* [Exercise] Filter the records below and copy every line containing the word "سایر".

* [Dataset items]
##########

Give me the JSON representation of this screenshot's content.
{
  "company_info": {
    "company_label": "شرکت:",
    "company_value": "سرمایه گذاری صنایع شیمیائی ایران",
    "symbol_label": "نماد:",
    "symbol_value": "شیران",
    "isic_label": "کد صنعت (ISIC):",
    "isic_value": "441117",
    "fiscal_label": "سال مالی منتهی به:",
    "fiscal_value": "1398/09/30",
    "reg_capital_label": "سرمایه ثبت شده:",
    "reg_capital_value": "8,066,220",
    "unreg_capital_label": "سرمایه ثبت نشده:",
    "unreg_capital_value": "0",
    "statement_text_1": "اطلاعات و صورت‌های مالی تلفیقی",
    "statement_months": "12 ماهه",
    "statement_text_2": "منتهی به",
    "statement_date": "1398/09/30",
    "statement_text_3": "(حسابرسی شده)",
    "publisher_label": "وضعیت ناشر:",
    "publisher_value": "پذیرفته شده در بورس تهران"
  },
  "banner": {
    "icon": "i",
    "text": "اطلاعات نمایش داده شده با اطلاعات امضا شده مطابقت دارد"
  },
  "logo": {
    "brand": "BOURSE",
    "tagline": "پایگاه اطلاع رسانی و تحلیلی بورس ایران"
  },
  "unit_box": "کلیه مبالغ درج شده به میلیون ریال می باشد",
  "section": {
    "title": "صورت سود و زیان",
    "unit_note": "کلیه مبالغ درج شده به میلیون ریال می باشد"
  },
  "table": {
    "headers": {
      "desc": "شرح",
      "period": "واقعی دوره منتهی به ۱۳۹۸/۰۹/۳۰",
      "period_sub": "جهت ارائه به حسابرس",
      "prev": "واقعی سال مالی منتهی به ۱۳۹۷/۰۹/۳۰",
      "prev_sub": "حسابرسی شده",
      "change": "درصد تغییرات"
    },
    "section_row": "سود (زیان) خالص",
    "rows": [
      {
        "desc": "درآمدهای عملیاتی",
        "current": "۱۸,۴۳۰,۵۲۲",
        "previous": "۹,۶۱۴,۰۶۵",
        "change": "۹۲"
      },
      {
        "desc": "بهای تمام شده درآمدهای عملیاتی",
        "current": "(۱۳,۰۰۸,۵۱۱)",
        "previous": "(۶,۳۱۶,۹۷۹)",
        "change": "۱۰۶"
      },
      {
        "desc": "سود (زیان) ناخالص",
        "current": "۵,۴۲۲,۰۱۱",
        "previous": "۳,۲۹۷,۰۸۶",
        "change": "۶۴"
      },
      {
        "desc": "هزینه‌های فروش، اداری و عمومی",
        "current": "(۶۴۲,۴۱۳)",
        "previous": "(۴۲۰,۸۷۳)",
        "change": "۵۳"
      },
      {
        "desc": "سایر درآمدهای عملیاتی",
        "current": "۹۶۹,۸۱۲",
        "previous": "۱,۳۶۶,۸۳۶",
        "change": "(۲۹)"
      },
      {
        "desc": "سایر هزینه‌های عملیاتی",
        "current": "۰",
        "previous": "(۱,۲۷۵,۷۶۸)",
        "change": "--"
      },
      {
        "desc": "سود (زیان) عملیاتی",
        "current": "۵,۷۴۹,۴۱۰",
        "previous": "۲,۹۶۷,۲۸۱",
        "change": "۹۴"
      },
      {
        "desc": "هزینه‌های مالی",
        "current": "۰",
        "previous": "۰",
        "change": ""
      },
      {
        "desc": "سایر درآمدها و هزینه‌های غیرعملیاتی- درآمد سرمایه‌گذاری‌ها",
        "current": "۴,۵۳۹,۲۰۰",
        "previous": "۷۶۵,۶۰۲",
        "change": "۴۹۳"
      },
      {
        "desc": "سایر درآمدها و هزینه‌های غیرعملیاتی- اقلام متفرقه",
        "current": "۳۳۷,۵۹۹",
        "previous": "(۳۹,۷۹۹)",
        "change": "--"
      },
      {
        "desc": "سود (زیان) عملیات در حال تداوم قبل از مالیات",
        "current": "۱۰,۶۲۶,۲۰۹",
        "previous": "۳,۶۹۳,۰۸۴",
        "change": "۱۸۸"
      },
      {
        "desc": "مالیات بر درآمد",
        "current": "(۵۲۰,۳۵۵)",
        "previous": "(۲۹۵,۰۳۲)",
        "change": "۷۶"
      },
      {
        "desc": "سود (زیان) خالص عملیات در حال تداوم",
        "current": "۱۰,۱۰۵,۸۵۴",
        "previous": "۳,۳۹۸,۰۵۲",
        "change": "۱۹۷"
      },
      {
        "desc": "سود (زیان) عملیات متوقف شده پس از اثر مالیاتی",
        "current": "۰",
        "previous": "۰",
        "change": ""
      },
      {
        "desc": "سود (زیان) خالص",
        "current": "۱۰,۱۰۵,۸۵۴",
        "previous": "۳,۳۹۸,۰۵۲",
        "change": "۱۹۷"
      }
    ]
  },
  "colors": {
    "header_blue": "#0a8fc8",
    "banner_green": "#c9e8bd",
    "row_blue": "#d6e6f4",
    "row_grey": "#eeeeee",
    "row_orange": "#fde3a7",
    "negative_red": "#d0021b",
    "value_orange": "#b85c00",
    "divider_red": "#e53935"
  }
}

##########

* [The solution]
        "desc": "سایر درآمدهای عملیاتی",
        "desc": "سایر هزینه‌های عملیاتی",
        "desc": "سایر درآمدها و هزینه‌های غیرعملیاتی- درآمد سرمایه‌گذاری‌ها",
        "desc": "سایر درآمدها و هزینه‌های غیرعملیاتی- اقلام متفرقه",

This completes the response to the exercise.